Exercise objective
Retype the material that follows, keeping every word as it is.

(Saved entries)
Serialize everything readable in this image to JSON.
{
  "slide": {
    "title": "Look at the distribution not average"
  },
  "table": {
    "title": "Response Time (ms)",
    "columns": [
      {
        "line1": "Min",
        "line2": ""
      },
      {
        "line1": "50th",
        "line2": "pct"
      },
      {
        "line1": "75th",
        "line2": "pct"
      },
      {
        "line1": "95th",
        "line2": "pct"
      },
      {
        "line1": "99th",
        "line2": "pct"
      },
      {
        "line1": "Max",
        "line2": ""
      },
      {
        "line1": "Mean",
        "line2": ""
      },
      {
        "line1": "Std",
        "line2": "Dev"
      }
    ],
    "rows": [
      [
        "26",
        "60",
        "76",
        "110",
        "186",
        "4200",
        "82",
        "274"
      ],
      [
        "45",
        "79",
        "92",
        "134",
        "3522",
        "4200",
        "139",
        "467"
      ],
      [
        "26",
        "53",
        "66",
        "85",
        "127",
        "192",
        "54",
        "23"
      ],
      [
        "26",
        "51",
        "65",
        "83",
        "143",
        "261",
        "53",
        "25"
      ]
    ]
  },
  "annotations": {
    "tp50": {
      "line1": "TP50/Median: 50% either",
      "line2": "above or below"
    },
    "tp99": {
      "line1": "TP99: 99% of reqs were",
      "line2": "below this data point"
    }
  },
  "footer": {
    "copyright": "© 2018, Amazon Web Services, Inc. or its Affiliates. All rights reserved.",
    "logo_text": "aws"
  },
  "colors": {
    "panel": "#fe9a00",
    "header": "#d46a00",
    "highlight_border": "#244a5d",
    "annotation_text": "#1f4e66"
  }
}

The completed task
Serialize everything readable in this image to JSON.
{
  "slide": {
    "title": "Look at the distribution not average"
  },
  "table": {
    "title": "Response Time (ms)",
    "columns": [
      {
        "line1": "Min",
        "line2": ""
      },
      {
        "line1": "50th",
        "line2": "pct"
      },
      {
        "line1": "75th",
        "line2": "pct"
      },
      {
        "line1": "95th",
        "line2": "pct"
      },
      {
        "line1": "99th",
        "line2": "pct"
      },
      {
        "line1": "Max",
        "line2": ""
      },
      {
        "line1": "Mean",
        "line2": ""
      },
      {
        "line1": "Std",
        "line2": "Dev"
      }
    ],
    "rows": [
      [
        "26",
        "60",
        "76",
        "110",
        "186",
        "4200",
        "82",
        "274"
      ],
      [
        "45",
        "79",
        "92",
        "134",
        "3522",
        "4200",
        "139",
        "467"
      ],
      [
        "26",
        "53",
        "66",
        "85",
        "127",
        "192",
        "54",
        "23"
      ],
      [
        "26",
        "51",
        "65",
        "83",
        "143",
        "261",
        "53",
        "25"
      ]
    ]
  },
  "annotations": {
    "tp50": {
      "line1": "TP50/Median: 50% either",
      "line2": "above or below"
    },
    "tp99": {
      "line1": "TP99: 99% of reqs were",
      "line2": "below this data point"
    }
  },
  "footer": {
    "copyright": "© 2018, Amazon Web Services, Inc. or its Affiliates. All rights reserved.",
    "logo_text": "aws"
  },
  "colors": {
    "panel": "#fe9a00",
    "header": "#d46a00",
    "highlight_border": "#244a5d",
    "annotation_text": "#1f4e66"
  }
}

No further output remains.